§ Problem requirements:
Below are the records; locate each line with the word "陕西汉江技工学校" and copy it.

§ Data section:
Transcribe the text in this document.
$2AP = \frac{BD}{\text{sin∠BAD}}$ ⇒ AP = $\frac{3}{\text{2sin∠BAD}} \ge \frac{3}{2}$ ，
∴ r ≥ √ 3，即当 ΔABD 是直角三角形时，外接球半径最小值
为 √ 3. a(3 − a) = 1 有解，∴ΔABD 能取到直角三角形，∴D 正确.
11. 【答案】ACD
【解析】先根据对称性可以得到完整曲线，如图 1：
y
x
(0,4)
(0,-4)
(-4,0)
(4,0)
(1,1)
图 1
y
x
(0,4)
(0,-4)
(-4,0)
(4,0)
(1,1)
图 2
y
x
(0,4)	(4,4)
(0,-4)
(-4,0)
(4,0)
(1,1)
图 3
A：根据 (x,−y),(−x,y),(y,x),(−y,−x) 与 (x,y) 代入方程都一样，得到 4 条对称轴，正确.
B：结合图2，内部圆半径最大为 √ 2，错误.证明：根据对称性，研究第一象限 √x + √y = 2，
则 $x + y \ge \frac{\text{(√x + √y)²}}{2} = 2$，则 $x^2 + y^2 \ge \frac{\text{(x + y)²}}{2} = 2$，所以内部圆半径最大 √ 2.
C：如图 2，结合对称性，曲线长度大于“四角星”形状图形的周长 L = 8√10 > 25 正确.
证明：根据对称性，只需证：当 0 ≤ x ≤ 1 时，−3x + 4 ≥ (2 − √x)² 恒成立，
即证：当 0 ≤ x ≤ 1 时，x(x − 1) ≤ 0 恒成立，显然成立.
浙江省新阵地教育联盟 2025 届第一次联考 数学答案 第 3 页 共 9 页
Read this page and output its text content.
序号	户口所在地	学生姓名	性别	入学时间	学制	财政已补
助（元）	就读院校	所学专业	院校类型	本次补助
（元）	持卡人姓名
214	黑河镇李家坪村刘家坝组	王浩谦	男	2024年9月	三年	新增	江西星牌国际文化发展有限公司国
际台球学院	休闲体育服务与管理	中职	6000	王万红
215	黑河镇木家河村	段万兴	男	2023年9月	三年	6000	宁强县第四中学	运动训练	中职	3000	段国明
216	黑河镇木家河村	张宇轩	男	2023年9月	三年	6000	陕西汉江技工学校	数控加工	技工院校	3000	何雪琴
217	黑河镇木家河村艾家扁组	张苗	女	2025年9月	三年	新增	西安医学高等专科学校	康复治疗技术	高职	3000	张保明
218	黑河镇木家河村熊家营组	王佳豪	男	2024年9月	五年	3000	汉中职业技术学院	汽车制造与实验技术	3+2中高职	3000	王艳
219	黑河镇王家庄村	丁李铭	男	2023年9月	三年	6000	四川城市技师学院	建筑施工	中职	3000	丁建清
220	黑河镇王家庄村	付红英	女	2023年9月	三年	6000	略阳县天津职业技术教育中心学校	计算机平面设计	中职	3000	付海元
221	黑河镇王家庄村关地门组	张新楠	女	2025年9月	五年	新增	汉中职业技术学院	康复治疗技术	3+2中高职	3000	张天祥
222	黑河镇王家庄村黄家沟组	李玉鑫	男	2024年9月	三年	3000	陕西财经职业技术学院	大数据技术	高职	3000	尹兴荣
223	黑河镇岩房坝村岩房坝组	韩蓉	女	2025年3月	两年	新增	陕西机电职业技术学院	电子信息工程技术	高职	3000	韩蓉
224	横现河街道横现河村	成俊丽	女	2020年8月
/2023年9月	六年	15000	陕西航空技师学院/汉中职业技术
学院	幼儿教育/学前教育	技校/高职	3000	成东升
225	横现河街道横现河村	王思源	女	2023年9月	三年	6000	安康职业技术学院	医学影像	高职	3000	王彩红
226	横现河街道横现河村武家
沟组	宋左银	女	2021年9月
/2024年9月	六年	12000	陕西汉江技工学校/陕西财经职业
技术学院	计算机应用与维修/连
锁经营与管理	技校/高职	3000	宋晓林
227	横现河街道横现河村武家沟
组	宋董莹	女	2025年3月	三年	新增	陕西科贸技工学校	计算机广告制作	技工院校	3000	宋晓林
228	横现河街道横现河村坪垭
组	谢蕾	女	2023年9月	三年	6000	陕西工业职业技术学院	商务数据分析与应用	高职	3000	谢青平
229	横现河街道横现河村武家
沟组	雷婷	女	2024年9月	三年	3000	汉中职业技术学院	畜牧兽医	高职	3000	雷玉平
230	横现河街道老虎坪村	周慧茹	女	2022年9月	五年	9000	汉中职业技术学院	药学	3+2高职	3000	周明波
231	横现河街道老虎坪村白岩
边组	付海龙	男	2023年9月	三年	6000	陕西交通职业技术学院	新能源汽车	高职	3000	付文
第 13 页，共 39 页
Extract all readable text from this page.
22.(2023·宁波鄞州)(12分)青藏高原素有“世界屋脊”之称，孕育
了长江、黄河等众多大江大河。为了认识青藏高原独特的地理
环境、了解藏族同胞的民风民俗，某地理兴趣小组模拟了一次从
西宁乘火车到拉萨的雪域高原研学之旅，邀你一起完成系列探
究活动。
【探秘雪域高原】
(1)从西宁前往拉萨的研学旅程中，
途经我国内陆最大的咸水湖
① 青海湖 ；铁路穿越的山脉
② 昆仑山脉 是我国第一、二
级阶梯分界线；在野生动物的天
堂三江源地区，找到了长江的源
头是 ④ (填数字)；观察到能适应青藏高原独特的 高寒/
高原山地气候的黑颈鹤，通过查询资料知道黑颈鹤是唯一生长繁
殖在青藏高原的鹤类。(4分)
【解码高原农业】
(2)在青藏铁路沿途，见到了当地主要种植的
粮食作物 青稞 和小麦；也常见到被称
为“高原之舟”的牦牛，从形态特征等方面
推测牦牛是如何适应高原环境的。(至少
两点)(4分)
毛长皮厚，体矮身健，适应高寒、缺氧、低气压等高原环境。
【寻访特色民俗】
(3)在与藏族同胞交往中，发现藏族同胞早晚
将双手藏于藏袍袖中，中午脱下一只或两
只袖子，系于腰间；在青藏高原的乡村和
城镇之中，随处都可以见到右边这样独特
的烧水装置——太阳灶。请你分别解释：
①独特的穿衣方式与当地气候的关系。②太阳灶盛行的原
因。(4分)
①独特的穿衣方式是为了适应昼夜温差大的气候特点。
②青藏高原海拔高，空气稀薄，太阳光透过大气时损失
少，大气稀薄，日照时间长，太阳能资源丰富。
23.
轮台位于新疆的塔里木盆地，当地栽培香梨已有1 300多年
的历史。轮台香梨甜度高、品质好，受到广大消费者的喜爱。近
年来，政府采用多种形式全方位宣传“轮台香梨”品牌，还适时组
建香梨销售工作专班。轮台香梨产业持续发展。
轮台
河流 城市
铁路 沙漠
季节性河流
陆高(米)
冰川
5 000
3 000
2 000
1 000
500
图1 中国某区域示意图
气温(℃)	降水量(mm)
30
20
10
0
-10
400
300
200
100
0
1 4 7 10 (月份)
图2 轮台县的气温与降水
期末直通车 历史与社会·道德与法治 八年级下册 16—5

§ Exercise solution:
216	黑河镇木家河村	张宇轩	男	2023年9月	三年	6000	陕西汉江技工学校	数控加工	技工院校	3000	何雪琴
/2024年9月	六年	12000	陕西汉江技工学校/陕西财经职业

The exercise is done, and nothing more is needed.